> **OBJECTIVE**
Each entry that follows must be output without any deviation.

> **TASK DATA**
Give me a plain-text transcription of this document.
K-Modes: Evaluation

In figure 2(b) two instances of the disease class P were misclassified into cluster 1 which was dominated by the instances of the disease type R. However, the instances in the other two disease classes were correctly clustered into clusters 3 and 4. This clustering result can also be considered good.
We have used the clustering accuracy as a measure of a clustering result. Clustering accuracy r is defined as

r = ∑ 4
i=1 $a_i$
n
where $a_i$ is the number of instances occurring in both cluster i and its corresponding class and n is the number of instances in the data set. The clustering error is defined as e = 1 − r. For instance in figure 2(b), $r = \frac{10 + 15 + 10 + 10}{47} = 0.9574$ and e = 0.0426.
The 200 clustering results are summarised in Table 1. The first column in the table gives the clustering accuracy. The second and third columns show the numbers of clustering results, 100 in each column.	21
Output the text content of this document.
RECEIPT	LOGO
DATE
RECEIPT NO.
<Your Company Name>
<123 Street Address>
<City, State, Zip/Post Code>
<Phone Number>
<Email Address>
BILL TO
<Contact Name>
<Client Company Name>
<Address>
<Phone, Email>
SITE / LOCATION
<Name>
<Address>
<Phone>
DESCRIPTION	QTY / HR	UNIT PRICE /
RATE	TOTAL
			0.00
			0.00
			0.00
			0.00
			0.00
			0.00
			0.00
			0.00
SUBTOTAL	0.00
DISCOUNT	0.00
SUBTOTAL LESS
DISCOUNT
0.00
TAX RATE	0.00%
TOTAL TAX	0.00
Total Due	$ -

> **SOLVED PROBLEM**
Give me a plain-text transcription of this document.
K-Modes: Evaluation

In figure 2(b) two instances of the disease class P were misclassified into cluster 1 which was dominated by the instances of the disease type R. However, the instances in the other two disease classes were correctly clustered into clusters 3 and 4. This clustering result can also be considered good.
We have used the clustering accuracy as a measure of a clustering result. Clustering accuracy r is defined as

r = ∑ 4
i=1 $a_i$
n
where $a_i$ is the number of instances occurring in both cluster i and its corresponding class and n is the number of instances in the data set. The clustering error is defined as e = 1 − r. For instance in figure 2(b), $r = \frac{10 + 15 + 10 + 10}{47} = 0.9574$ and e = 0.0426.
The 200 clustering results are summarised in Table 1. The first column in the table gives the clustering accuracy. The second and third columns show the numbers of clustering results, 100 in each column.	21
Output the text content of this document.
RECEIPT	LOGO
DATE
RECEIPT NO.
<Your Company Name>
<123 Street Address>
<City, State, Zip/Post Code>
<Phone Number>
<Email Address>
BILL TO
<Contact Name>
<Client Company Name>
<Address>
<Phone, Email>
SITE / LOCATION
<Name>
<Address>
<Phone>
DESCRIPTION	QTY / HR	UNIT PRICE /
RATE	TOTAL
			0.00
			0.00
			0.00
			0.00
			0.00
			0.00
			0.00
			0.00
SUBTOTAL	0.00
DISCOUNT	0.00
SUBTOTAL LESS
DISCOUNT
0.00
TAX RATE	0.00%
TOTAL TAX	0.00
Total Due	$ -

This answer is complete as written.